---- Records
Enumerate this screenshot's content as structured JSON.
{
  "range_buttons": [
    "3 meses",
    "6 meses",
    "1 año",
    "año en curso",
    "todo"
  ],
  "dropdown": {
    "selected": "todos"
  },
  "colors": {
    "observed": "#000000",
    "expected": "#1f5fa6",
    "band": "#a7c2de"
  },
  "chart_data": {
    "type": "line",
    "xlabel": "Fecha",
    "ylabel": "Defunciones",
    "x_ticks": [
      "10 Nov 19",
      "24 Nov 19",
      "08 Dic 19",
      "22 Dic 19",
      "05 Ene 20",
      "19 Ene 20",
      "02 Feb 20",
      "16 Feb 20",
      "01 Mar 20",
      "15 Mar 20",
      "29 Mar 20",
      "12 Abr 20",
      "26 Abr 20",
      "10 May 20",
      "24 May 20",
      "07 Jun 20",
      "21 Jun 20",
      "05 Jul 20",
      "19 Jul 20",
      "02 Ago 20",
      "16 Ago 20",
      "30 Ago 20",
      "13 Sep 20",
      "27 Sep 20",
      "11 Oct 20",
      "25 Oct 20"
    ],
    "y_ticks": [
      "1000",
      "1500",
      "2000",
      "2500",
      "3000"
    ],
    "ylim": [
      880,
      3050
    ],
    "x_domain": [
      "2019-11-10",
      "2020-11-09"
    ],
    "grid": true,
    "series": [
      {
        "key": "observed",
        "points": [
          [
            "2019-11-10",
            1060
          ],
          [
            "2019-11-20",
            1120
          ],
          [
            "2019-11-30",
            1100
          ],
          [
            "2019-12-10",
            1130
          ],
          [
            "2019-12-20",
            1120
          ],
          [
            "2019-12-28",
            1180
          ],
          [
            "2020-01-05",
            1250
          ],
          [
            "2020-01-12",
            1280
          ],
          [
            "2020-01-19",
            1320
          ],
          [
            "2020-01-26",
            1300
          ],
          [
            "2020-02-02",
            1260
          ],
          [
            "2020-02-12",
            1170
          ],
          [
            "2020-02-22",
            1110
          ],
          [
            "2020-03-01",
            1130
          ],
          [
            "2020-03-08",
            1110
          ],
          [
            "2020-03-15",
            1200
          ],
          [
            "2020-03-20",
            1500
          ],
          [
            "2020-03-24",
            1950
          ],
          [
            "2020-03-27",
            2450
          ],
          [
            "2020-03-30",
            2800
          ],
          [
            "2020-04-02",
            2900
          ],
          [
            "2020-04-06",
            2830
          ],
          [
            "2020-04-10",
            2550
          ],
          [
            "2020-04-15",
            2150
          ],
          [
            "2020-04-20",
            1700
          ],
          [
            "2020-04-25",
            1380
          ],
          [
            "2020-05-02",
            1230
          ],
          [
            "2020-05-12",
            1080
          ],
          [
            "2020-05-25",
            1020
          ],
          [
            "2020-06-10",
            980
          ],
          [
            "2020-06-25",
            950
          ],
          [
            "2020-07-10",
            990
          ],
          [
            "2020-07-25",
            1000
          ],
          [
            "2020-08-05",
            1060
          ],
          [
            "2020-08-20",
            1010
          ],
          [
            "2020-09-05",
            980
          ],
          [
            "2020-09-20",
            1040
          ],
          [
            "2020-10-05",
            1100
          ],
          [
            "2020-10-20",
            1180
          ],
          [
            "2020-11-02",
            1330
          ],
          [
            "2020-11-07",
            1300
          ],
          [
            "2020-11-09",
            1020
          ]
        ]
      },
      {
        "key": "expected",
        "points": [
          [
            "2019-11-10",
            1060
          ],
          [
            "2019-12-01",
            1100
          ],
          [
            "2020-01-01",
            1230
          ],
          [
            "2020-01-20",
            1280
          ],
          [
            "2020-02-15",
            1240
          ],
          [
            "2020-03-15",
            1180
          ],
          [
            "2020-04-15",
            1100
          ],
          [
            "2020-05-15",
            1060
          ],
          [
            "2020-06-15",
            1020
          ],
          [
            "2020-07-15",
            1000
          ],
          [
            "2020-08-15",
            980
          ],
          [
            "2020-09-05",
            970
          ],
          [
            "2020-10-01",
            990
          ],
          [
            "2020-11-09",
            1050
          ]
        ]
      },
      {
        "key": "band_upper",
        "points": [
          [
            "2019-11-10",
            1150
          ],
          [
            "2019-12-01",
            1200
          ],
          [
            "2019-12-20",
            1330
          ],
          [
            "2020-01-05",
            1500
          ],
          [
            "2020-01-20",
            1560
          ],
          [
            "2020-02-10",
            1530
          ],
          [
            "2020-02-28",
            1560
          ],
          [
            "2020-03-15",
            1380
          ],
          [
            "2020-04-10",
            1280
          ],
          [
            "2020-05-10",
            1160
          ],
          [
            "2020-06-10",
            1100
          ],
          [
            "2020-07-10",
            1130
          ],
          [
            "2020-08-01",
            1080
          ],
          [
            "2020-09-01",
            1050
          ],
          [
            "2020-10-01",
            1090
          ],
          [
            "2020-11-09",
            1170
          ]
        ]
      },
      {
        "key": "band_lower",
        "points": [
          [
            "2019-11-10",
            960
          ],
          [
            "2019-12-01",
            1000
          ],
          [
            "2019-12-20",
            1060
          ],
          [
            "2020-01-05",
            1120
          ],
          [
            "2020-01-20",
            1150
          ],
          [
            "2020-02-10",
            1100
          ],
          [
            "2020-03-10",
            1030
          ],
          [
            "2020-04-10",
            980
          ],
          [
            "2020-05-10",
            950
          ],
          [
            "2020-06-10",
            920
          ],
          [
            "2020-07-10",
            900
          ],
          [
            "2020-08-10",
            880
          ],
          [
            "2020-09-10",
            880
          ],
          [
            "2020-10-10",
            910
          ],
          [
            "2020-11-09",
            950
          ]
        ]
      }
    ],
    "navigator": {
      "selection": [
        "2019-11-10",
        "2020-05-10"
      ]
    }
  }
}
--------
● **Job**
Reproduce every record above exactly as it appears.

● **Exercise result**
Enumerate this screenshot's content as structured JSON.
{
  "range_buttons": [
    "3 meses",
    "6 meses",
    "1 año",
    "año en curso",
    "todo"
  ],
  "dropdown": {
    "selected": "todos"
  },
  "colors": {
    "observed": "#000000",
    "expected": "#1f5fa6",
    "band": "#a7c2de"
  },
  "chart_data": {
    "type": "line",
    "xlabel": "Fecha",
    "ylabel": "Defunciones",
    "x_ticks": [
      "10 Nov 19",
      "24 Nov 19",
      "08 Dic 19",
      "22 Dic 19",
      "05 Ene 20",
      "19 Ene 20",
      "02 Feb 20",
      "16 Feb 20",
      "01 Mar 20",
      "15 Mar 20",
      "29 Mar 20",
      "12 Abr 20",
      "26 Abr 20",
      "10 May 20",
      "24 May 20",
      "07 Jun 20",
      "21 Jun 20",
      "05 Jul 20",
      "19 Jul 20",
      "02 Ago 20",
      "16 Ago 20",
      "30 Ago 20",
      "13 Sep 20",
      "27 Sep 20",
      "11 Oct 20",
      "25 Oct 20"
    ],
    "y_ticks": [
      "1000",
      "1500",
      "2000",
      "2500",
      "3000"
    ],
    "ylim": [
      880,
      3050
    ],
    "x_domain": [
      "2019-11-10",
      "2020-11-09"
    ],
    "grid": true,
    "series": [
      {
        "key": "observed",
        "points": [
          [
            "2019-11-10",
            1060
          ],
          [
            "2019-11-20",
            1120
          ],
          [
            "2019-11-30",
            1100
          ],
          [
            "2019-12-10",
            1130
          ],
          [
            "2019-12-20",
            1120
          ],
          [
            "2019-12-28",
            1180
          ],
          [
            "2020-01-05",
            1250
          ],
          [
            "2020-01-12",
            1280
          ],
          [
            "2020-01-19",
            1320
          ],
          [
            "2020-01-26",
            1300
          ],
          [
            "2020-02-02",
            1260
          ],
          [
            "2020-02-12",
            1170
          ],
          [
            "2020-02-22",
            1110
          ],
          [
            "2020-03-01",
            1130
          ],
          [
            "2020-03-08",
            1110
          ],
          [
            "2020-03-15",
            1200
          ],
          [
            "2020-03-20",
            1500
          ],
          [
            "2020-03-24",
            1950
          ],
          [
            "2020-03-27",
            2450
          ],
          [
            "2020-03-30",
            2800
          ],
          [
            "2020-04-02",
            2900
          ],
          [
            "2020-04-06",
            2830
          ],
          [
            "2020-04-10",
            2550
          ],
          [
            "2020-04-15",
            2150
          ],
          [
            "2020-04-20",
            1700
          ],
          [
            "2020-04-25",
            1380
          ],
          [
            "2020-05-02",
            1230
          ],
          [
            "2020-05-12",
            1080
          ],
          [
            "2020-05-25",
            1020
          ],
          [
            "2020-06-10",
            980
          ],
          [
            "2020-06-25",
            950
          ],
          [
            "2020-07-10",
            990
          ],
          [
            "2020-07-25",
            1000
          ],
          [
            "2020-08-05",
            1060
          ],
          [
            "2020-08-20",
            1010
          ],
          [
            "2020-09-05",
            980
          ],
          [
            "2020-09-20",
            1040
          ],
          [
            "2020-10-05",
            1100
          ],
          [
            "2020-10-20",
            1180
          ],
          [
            "2020-11-02",
            1330
          ],
          [
            "2020-11-07",
            1300
          ],
          [
            "2020-11-09",
            1020
          ]
        ]
      },
      {
        "key": "expected",
        "points": [
          [
            "2019-11-10",
            1060
          ],
          [
            "2019-12-01",
            1100
          ],
          [
            "2020-01-01",
            1230
          ],
          [
            "2020-01-20",
            1280
          ],
          [
            "2020-02-15",
            1240
          ],
          [
            "2020-03-15",
            1180
          ],
          [
            "2020-04-15",
            1100
          ],
          [
            "2020-05-15",
            1060
          ],
          [
            "2020-06-15",
            1020
          ],
          [
            "2020-07-15",
            1000
          ],
          [
            "2020-08-15",
            980
          ],
          [
            "2020-09-05",
            970
          ],
          [
            "2020-10-01",
            990
          ],
          [
            "2020-11-09",
            1050
          ]
        ]
      },
      {
        "key": "band_upper",
        "points": [
          [
            "2019-11-10",
            1150
          ],
          [
            "2019-12-01",
            1200
          ],
          [
            "2019-12-20",
            1330
          ],
          [
            "2020-01-05",
            1500
          ],
          [
            "2020-01-20",
            1560
          ],
          [
            "2020-02-10",
            1530
          ],
          [
            "2020-02-28",
            1560
          ],
          [
            "2020-03-15",
            1380
          ],
          [
            "2020-04-10",
            1280
          ],
          [
            "2020-05-10",
            1160
          ],
          [
            "2020-06-10",
            1100
          ],
          [
            "2020-07-10",
            1130
          ],
          [
            "2020-08-01",
            1080
          ],
          [
            "2020-09-01",
            1050
          ],
          [
            "2020-10-01",
            1090
          ],
          [
            "2020-11-09",
            1170
          ]
        ]
      },
      {
        "key": "band_lower",
        "points": [
          [
            "2019-11-10",
            960
          ],
          [
            "2019-12-01",
            1000
          ],
          [
            "2019-12-20",
            1060
          ],
          [
            "2020-01-05",
            1120
          ],
          [
            "2020-01-20",
            1150
          ],
          [
            "2020-02-10",
            1100
          ],
          [
            "2020-03-10",
            1030
          ],
          [
            "2020-04-10",
            980
          ],
          [
            "2020-05-10",
            950
          ],
          [
            "2020-06-10",
            920
          ],
          [
            "2020-07-10",
            900
          ],
          [
            "2020-08-10",
            880
          ],
          [
            "2020-09-10",
            880
          ],
          [
            "2020-10-10",
            910
          ],
          [
            "2020-11-09",
            950
          ]
        ]
      }
    ],
    "navigator": {
      "selection": [
        "2019-11-10",
        "2020-05-10"
      ]
    }
  }
}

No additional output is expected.